== INSTRUCTIONS TO FOLLOW ==
Take the material below and write it all out again exactly.

Records that describe figures:
--- Begin ---

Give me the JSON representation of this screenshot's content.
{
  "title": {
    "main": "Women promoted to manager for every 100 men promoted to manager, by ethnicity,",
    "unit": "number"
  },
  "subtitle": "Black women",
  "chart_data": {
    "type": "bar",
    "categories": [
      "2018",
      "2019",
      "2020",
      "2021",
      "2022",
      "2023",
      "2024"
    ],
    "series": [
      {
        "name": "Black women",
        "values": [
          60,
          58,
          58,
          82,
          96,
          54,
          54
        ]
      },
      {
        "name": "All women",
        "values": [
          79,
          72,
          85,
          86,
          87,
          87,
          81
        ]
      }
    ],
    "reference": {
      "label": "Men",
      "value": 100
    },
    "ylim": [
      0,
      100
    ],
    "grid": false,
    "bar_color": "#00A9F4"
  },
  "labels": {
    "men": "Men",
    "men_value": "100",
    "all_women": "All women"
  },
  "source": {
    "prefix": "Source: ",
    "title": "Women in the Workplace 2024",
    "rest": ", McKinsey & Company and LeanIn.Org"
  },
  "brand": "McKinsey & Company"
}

--- End ---

== ANSWER BELOW ==
Give me the JSON representation of this screenshot's content.
{
  "title": {
    "main": "Women promoted to manager for every 100 men promoted to manager, by ethnicity,",
    "unit": "number"
  },
  "subtitle": "Black women",
  "chart_data": {
    "type": "bar",
    "categories": [
      "2018",
      "2019",
      "2020",
      "2021",
      "2022",
      "2023",
      "2024"
    ],
    "series": [
      {
        "name": "Black women",
        "values": [
          60,
          58,
          58,
          82,
          96,
          54,
          54
        ]
      },
      {
        "name": "All women",
        "values": [
          79,
          72,
          85,
          86,
          87,
          87,
          81
        ]
      }
    ],
    "reference": {
      "label": "Men",
      "value": 100
    },
    "ylim": [
      0,
      100
    ],
    "grid": false,
    "bar_color": "#00A9F4"
  },
  "labels": {
    "men": "Men",
    "men_value": "100",
    "all_women": "All women"
  },
  "source": {
    "prefix": "Source: ",
    "title": "Women in the Workplace 2024",
    "rest": ", McKinsey & Company and LeanIn.Org"
  },
  "brand": "McKinsey & Company"
}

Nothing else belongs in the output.